▸ **GOAL**: Copy the listing below in full and skip every picture.

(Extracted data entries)

-- -- --

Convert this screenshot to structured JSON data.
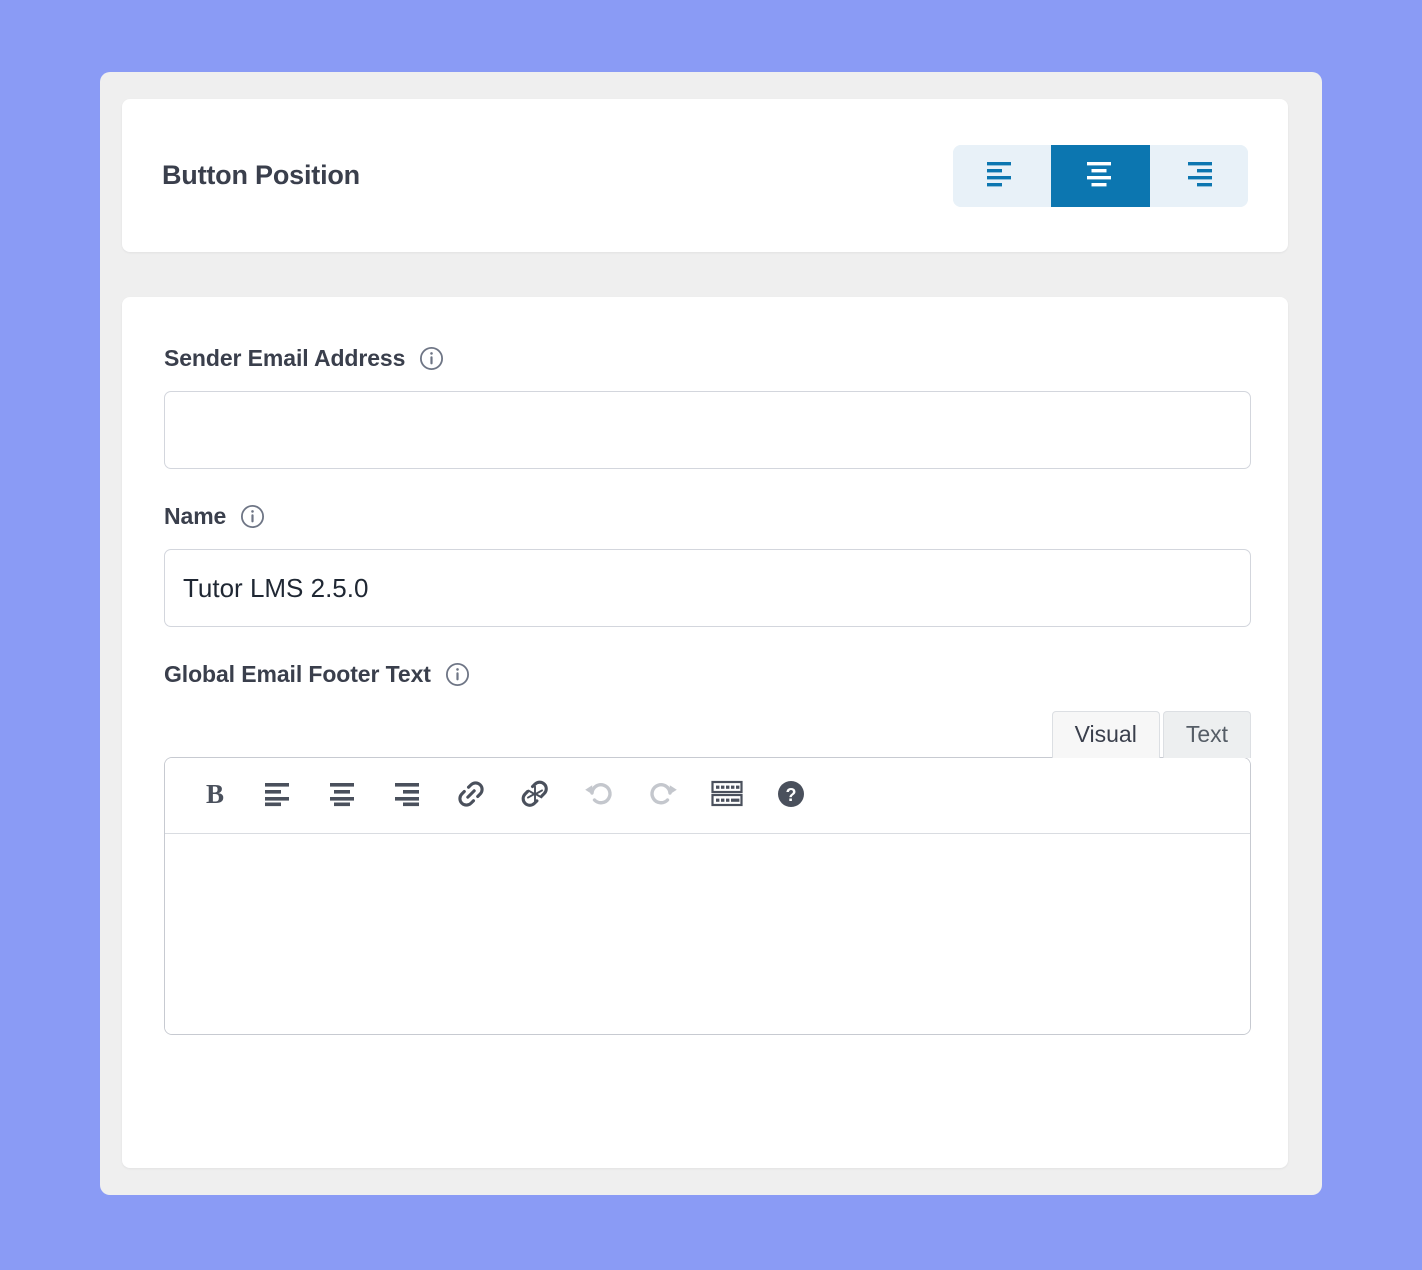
{
  "theme": {
    "page_background": "#8a9bf5",
    "panel_background": "#efefef",
    "card_background": "#ffffff",
    "accent_active": "#0c76b0",
    "segment_background": "#e8f1f8",
    "text_primary": "#3a3f4c",
    "border": "#d3d6dd",
    "icon_dark": "#4a505c",
    "icon_disabled": "#c4c7cd"
  },
  "button_position": {
    "title": "Button Position",
    "options": [
      {
        "value": "left",
        "icon": "align-left-icon",
        "active": false
      },
      {
        "value": "center",
        "icon": "align-center-icon",
        "active": true
      },
      {
        "value": "right",
        "icon": "align-right-icon",
        "active": false
      }
    ]
  },
  "form": {
    "sender_email": {
      "label": "Sender Email Address",
      "info_icon": "info-circle-icon",
      "value": "",
      "placeholder": ""
    },
    "name": {
      "label": "Name",
      "info_icon": "info-circle-icon",
      "value": "Tutor LMS 2.5.0",
      "placeholder": ""
    },
    "footer_text": {
      "label": "Global Email Footer Text",
      "info_icon": "info-circle-icon",
      "value": "",
      "tabs": [
        {
          "label": "Visual",
          "active": true
        },
        {
          "label": "Text",
          "active": false
        }
      ],
      "toolbar": [
        {
          "name": "bold-icon",
          "label": "Bold",
          "disabled": false
        },
        {
          "name": "align-left-icon",
          "label": "Align left",
          "disabled": false
        },
        {
          "name": "align-center-icon",
          "label": "Align center",
          "disabled": false
        },
        {
          "name": "align-right-icon",
          "label": "Align right",
          "disabled": false
        },
        {
          "name": "link-icon",
          "label": "Insert link",
          "disabled": false
        },
        {
          "name": "unlink-icon",
          "label": "Remove link",
          "disabled": false
        },
        {
          "name": "undo-icon",
          "label": "Undo",
          "disabled": true
        },
        {
          "name": "redo-icon",
          "label": "Redo",
          "disabled": true
        },
        {
          "name": "keyboard-icon",
          "label": "Keyboard shortcuts",
          "disabled": false
        },
        {
          "name": "help-icon",
          "label": "Help",
          "disabled": false
        }
      ]
    }
  }
}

-- -- --

▸ **ANSWER FOR THE TASK**:
Convert this screenshot to structured JSON data.
{
  "theme": {
    "page_background": "#8a9bf5",
    "panel_background": "#efefef",
    "card_background": "#ffffff",
    "accent_active": "#0c76b0",
    "segment_background": "#e8f1f8",
    "text_primary": "#3a3f4c",
    "border": "#d3d6dd",
    "icon_dark": "#4a505c",
    "icon_disabled": "#c4c7cd"
  },
  "button_position": {
    "title": "Button Position",
    "options": [
      {
        "value": "left",
        "icon": "align-left-icon",
        "active": false
      },
      {
        "value": "center",
        "icon": "align-center-icon",
        "active": true
      },
      {
        "value": "right",
        "icon": "align-right-icon",
        "active": false
      }
    ]
  },
  "form": {
    "sender_email": {
      "label": "Sender Email Address",
      "info_icon": "info-circle-icon",
      "value": "",
      "placeholder": ""
    },
    "name": {
      "label": "Name",
      "info_icon": "info-circle-icon",
      "value": "Tutor LMS 2.5.0",
      "placeholder": ""
    },
    "footer_text": {
      "label": "Global Email Footer Text",
      "info_icon": "info-circle-icon",
      "value": "",
      "tabs": [
        {
          "label": "Visual",
          "active": true
        },
        {
          "label": "Text",
          "active": false
        }
      ],
      "toolbar": [
        {
          "name": "bold-icon",
          "label": "Bold",
          "disabled": false
        },
        {
          "name": "align-left-icon",
          "label": "Align left",
          "disabled": false
        },
        {
          "name": "align-center-icon",
          "label": "Align center",
          "disabled": false
        },
        {
          "name": "align-right-icon",
          "label": "Align right",
          "disabled": false
        },
        {
          "name": "link-icon",
          "label": "Insert link",
          "disabled": false
        },
        {
          "name": "unlink-icon",
          "label": "Remove link",
          "disabled": false
        },
        {
          "name": "undo-icon",
          "label": "Undo",
          "disabled": true
        },
        {
          "name": "redo-icon",
          "label": "Redo",
          "disabled": true
        },
        {
          "name": "keyboard-icon",
          "label": "Keyboard shortcuts",
          "disabled": false
        },
        {
          "name": "help-icon",
          "label": "Help",
          "disabled": false
        }
      ]
    }
  }
}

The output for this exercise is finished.